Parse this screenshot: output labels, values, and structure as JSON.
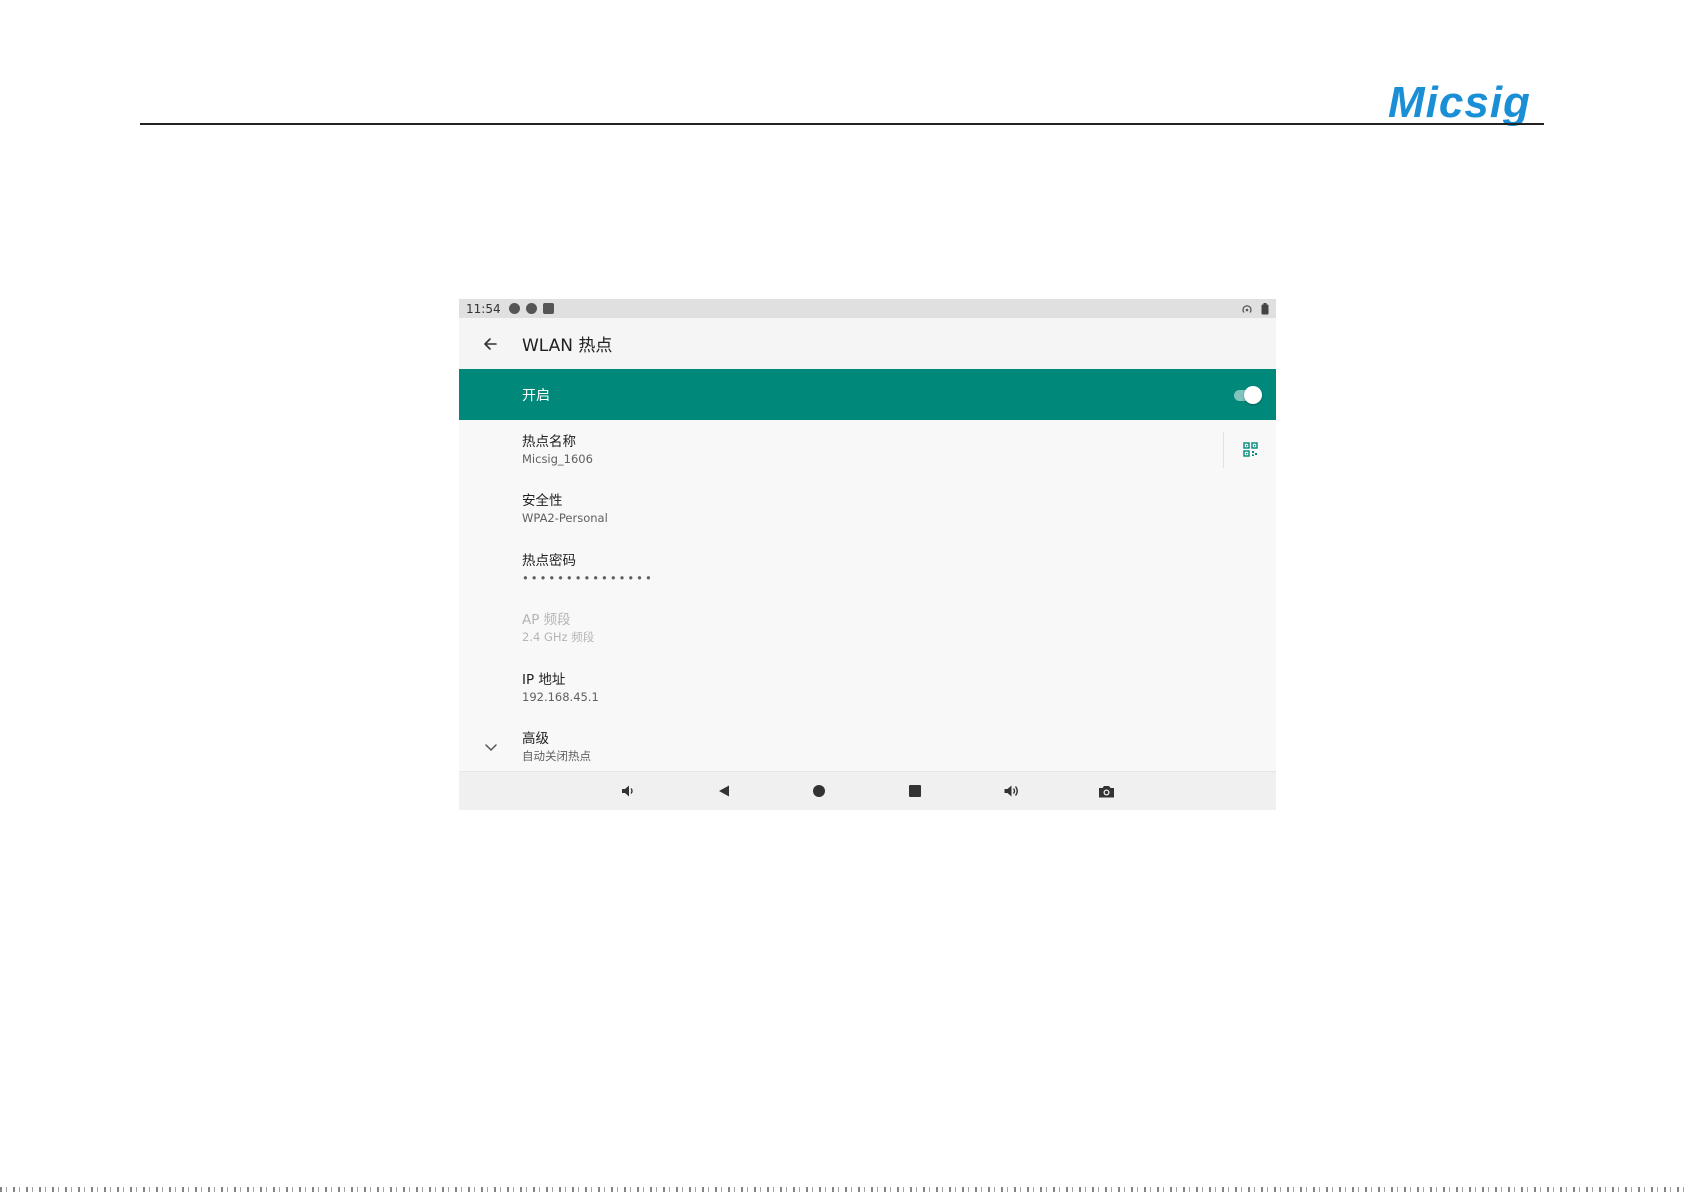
{
  "header": {
    "logo_text": "Micsig",
    "logo_color": "#1a8fd6"
  },
  "statusbar": {
    "time": "11:54",
    "left_icons": [
      "notification-icon",
      "notification-icon",
      "sd-card-icon"
    ],
    "right_icons": [
      "hotspot-icon",
      "battery-icon"
    ]
  },
  "appbar": {
    "title": "WLAN 热点",
    "back_icon": "arrow-left-icon"
  },
  "master_switch": {
    "label": "开启",
    "state": "on",
    "accent_color": "#00897b"
  },
  "prefs": {
    "ssid": {
      "title": "热点名称",
      "summary": "Micsig_1606",
      "trailing_icon": "qr-code-icon"
    },
    "security": {
      "title": "安全性",
      "summary": "WPA2-Personal"
    },
    "password": {
      "title": "热点密码",
      "summary": "•••••••••••••••"
    },
    "band": {
      "title": "AP 频段",
      "summary": "2.4 GHz 频段",
      "enabled": false
    },
    "ip": {
      "title": "IP 地址",
      "summary": "192.168.45.1"
    },
    "advanced": {
      "title": "高级",
      "summary": "自动关闭热点",
      "lead_icon": "chevron-down-icon"
    }
  },
  "navbar": {
    "buttons": [
      "volume-down-icon",
      "back-triangle-icon",
      "home-circle-icon",
      "recents-square-icon",
      "volume-up-icon",
      "camera-icon"
    ]
  }
}
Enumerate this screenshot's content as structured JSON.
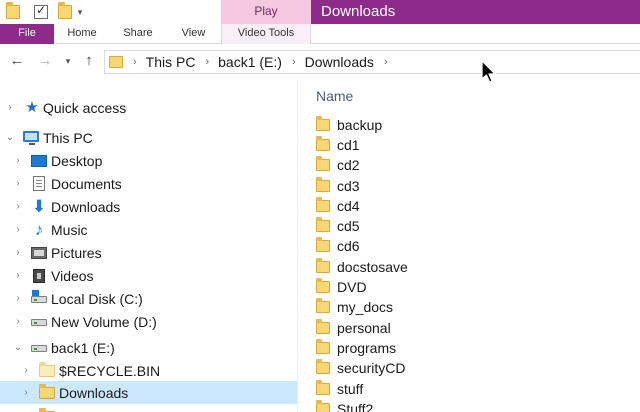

• YOUR INSTRUCTIONS
From the listing above, copy every line that includes the word "screenshot".

• RESPONSE TO THE TASK
Parse this screenshot: output labels, values, and structure as JSON.
Enumerate this screenshot's content as structured JSON.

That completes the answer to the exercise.